A block of data:
= = =
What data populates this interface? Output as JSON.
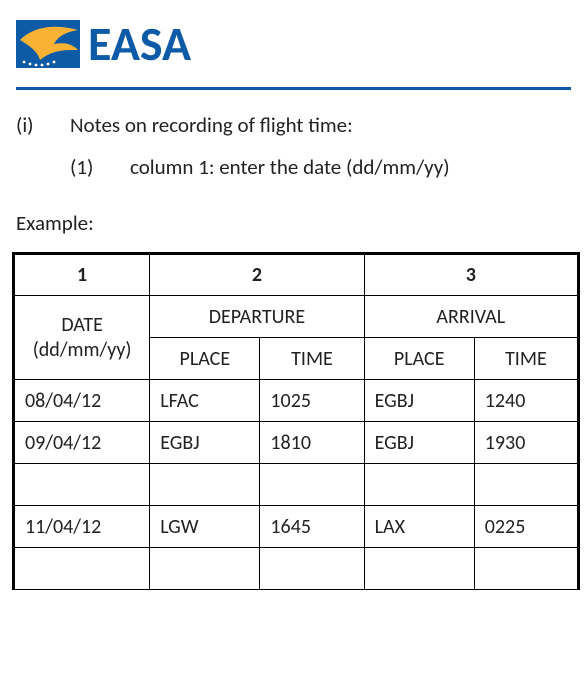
{
  "brand": {
    "name": "EASA",
    "text_color": "#0d5aa7",
    "icon_bg": "#0d5aa7",
    "bird_color": "#f9b233",
    "star_color": "#ffffff",
    "divider_color": "#0d5aa7"
  },
  "notes": {
    "marker_i": "(i)",
    "text_i": "Notes on recording of flight time:",
    "marker_1": "(1)",
    "text_1": "column 1: enter the date (dd/mm/yy)"
  },
  "example_label": "Example:",
  "table": {
    "type": "table",
    "border_color": "#000000",
    "background_color": "#ffffff",
    "header_numbers": [
      "1",
      "2",
      "3"
    ],
    "group_headers": {
      "date": "DATE\n(dd/mm/yy)",
      "departure": "DEPARTURE",
      "arrival": "ARRIVAL"
    },
    "sub_headers": {
      "dep_place": "PLACE",
      "dep_time": "TIME",
      "arr_place": "PLACE",
      "arr_time": "TIME"
    },
    "rows": [
      {
        "date": "08/04/12",
        "dep_place": "LFAC",
        "dep_time": "1025",
        "arr_place": "EGBJ",
        "arr_time": "1240"
      },
      {
        "date": "09/04/12",
        "dep_place": "EGBJ",
        "dep_time": "1810",
        "arr_place": "EGBJ",
        "arr_time": "1930"
      },
      {
        "date": "",
        "dep_place": "",
        "dep_time": "",
        "arr_place": "",
        "arr_time": ""
      },
      {
        "date": "11/04/12",
        "dep_place": "LGW",
        "dep_time": "1645",
        "arr_place": "LAX",
        "arr_time": "0225"
      },
      {
        "date": "",
        "dep_place": "",
        "dep_time": "",
        "arr_place": "",
        "arr_time": ""
      }
    ]
  },
  "typography": {
    "body_font": "Calibri",
    "body_size_pt": 16,
    "logo_size_pt": 36
  }
}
= = =
What to produce: Transcribe the material exactly, keeping every word and none of the pictures.

Response to this task:
What data populates this interface? Output as JSON.
{
  "brand": {
    "name": "EASA",
    "text_color": "#0d5aa7",
    "icon_bg": "#0d5aa7",
    "bird_color": "#f9b233",
    "star_color": "#ffffff",
    "divider_color": "#0d5aa7"
  },
  "notes": {
    "marker_i": "(i)",
    "text_i": "Notes on recording of flight time:",
    "marker_1": "(1)",
    "text_1": "column 1: enter the date (dd/mm/yy)"
  },
  "example_label": "Example:",
  "table": {
    "type": "table",
    "border_color": "#000000",
    "background_color": "#ffffff",
    "header_numbers": [
      "1",
      "2",
      "3"
    ],
    "group_headers": {
      "date": "DATE\n(dd/mm/yy)",
      "departure": "DEPARTURE",
      "arrival": "ARRIVAL"
    },
    "sub_headers": {
      "dep_place": "PLACE",
      "dep_time": "TIME",
      "arr_place": "PLACE",
      "arr_time": "TIME"
    },
    "rows": [
      {
        "date": "08/04/12",
        "dep_place": "LFAC",
        "dep_time": "1025",
        "arr_place": "EGBJ",
        "arr_time": "1240"
      },
      {
        "date": "09/04/12",
        "dep_place": "EGBJ",
        "dep_time": "1810",
        "arr_place": "EGBJ",
        "arr_time": "1930"
      },
      {
        "date": "",
        "dep_place": "",
        "dep_time": "",
        "arr_place": "",
        "arr_time": ""
      },
      {
        "date": "11/04/12",
        "dep_place": "LGW",
        "dep_time": "1645",
        "arr_place": "LAX",
        "arr_time": "0225"
      },
      {
        "date": "",
        "dep_place": "",
        "dep_time": "",
        "arr_place": "",
        "arr_time": ""
      }
    ]
  },
  "typography": {
    "body_font": "Calibri",
    "body_size_pt": 16,
    "logo_size_pt": 36
  }
}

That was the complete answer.